#### [Problem to solve]
Look through the listing below and work out how many of its lines hold the word "when". Give only the number.

#### [Material for the task]

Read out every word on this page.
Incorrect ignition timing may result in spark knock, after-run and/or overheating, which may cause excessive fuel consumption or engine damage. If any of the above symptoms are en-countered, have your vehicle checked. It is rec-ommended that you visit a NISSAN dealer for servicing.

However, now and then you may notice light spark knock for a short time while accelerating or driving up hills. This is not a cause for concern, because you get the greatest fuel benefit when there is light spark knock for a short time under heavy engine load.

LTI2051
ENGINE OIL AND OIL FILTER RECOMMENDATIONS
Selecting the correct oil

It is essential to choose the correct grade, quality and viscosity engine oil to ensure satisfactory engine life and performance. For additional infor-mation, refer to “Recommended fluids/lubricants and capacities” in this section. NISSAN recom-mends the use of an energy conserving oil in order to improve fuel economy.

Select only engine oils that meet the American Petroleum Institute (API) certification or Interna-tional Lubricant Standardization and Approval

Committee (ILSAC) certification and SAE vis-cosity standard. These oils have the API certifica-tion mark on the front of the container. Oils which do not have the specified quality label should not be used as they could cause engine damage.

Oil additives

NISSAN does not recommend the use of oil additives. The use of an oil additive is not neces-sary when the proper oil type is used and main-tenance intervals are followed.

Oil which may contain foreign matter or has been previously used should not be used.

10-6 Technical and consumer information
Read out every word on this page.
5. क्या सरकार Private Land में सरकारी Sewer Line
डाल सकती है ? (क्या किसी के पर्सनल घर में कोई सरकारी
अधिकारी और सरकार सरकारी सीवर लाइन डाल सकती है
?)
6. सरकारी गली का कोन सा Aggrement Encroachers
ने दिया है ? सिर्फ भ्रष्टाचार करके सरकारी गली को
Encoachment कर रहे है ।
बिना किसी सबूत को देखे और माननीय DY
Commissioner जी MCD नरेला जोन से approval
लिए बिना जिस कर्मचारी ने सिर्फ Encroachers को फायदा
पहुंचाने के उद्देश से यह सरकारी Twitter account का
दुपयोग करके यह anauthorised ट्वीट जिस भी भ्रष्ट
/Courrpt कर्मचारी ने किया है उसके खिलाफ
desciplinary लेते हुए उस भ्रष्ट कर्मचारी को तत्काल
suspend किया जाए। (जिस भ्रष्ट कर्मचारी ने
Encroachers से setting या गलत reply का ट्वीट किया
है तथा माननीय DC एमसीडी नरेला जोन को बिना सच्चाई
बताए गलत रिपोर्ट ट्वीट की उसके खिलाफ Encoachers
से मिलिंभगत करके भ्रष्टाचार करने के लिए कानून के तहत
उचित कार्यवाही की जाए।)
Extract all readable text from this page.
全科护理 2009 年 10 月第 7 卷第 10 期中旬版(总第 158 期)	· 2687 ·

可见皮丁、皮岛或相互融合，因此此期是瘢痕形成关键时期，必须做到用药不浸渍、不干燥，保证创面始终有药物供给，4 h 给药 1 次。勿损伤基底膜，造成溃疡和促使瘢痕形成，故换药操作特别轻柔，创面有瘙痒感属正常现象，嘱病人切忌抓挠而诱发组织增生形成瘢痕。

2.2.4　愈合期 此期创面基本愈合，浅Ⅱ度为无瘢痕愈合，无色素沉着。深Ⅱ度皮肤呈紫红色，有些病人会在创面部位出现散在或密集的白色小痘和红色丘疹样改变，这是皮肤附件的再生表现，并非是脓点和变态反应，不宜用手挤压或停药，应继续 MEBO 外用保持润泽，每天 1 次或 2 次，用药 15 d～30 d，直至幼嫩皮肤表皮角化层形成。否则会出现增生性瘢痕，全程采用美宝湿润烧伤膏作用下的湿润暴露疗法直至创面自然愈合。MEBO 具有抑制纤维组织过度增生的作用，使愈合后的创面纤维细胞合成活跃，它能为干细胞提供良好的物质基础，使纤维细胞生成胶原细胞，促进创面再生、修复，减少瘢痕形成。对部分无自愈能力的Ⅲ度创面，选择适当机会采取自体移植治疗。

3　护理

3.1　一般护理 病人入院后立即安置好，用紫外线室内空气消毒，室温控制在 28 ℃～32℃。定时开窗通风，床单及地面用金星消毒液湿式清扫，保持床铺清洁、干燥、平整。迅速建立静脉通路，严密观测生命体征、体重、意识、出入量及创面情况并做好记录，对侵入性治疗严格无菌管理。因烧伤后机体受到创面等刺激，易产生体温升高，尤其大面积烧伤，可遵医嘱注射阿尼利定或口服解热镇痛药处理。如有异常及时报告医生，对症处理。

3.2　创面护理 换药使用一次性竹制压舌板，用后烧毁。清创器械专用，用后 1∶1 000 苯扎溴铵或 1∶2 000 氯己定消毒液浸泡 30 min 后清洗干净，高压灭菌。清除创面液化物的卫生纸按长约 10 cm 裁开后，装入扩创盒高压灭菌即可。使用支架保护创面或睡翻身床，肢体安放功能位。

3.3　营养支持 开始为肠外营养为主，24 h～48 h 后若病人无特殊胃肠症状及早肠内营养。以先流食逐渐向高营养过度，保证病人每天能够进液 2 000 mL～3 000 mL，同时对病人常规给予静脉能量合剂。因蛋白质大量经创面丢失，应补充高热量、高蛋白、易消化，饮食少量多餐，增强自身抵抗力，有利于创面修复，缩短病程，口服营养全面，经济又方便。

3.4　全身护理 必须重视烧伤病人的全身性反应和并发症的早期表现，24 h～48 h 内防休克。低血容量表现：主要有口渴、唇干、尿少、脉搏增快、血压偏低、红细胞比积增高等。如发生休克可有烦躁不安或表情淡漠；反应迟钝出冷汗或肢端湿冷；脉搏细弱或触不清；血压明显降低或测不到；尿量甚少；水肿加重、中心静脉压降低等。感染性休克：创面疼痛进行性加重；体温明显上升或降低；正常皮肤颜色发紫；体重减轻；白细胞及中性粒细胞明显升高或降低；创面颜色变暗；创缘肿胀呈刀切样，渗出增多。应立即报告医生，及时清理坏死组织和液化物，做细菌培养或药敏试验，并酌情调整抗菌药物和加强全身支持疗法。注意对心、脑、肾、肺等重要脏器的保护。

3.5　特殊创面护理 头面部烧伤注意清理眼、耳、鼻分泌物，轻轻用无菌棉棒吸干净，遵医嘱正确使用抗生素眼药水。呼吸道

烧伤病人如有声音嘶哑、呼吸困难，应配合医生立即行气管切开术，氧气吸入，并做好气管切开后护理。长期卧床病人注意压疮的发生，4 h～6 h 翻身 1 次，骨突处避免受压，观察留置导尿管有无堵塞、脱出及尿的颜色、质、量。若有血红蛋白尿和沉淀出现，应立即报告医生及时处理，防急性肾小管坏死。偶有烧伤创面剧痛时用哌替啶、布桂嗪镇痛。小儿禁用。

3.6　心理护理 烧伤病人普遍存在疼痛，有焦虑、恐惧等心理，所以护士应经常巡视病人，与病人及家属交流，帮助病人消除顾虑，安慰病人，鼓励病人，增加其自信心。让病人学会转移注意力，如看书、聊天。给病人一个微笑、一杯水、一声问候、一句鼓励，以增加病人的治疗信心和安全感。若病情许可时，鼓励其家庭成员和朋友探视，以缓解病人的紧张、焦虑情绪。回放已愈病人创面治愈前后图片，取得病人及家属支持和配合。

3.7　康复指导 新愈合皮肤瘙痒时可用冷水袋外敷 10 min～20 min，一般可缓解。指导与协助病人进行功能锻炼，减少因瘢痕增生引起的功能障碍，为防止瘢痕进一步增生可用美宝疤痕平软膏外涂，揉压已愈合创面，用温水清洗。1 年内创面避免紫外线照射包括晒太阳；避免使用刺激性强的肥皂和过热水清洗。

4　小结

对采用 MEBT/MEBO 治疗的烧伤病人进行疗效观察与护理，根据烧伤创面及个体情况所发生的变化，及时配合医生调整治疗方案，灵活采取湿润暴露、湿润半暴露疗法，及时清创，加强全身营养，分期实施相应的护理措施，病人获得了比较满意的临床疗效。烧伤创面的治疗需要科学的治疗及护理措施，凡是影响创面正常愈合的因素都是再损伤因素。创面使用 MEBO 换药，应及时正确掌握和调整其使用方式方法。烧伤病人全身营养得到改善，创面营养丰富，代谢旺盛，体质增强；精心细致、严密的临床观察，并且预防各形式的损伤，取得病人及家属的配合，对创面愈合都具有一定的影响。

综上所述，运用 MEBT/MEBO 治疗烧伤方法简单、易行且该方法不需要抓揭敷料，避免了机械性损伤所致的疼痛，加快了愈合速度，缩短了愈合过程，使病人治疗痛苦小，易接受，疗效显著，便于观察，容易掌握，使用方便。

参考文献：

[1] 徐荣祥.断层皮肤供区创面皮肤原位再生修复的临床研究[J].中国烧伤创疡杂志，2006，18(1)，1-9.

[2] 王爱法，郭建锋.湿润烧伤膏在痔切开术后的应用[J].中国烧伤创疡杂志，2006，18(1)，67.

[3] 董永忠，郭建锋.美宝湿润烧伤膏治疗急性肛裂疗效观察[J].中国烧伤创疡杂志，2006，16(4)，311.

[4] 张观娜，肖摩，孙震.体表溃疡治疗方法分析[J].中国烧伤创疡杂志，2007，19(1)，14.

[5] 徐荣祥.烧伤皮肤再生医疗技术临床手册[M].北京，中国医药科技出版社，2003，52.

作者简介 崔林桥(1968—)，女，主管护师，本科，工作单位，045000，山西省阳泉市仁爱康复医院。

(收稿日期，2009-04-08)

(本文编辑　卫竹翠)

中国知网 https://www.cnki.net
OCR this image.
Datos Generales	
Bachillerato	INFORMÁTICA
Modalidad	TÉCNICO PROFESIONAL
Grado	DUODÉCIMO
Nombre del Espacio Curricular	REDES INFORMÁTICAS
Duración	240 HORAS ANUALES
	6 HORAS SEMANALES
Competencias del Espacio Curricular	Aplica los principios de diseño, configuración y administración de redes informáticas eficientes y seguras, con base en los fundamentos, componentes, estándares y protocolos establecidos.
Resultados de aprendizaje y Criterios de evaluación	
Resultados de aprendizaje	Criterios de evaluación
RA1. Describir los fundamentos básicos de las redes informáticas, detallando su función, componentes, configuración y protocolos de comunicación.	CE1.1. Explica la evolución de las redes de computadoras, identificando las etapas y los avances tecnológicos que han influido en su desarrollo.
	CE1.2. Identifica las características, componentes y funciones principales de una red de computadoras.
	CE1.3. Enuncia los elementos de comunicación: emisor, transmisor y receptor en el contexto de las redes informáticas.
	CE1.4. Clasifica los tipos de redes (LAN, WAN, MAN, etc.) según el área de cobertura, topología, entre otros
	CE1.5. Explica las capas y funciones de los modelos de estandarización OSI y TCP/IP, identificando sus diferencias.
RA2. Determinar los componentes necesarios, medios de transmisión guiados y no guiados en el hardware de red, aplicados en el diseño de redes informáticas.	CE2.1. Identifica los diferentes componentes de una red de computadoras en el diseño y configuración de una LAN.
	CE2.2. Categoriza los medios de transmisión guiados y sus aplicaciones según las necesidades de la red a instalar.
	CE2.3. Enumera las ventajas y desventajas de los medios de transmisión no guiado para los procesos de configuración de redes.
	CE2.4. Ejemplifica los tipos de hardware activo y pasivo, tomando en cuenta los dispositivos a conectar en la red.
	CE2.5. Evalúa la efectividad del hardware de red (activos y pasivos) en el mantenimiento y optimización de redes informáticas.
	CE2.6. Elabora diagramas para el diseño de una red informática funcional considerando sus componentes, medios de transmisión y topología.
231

#### [Exercise output]
2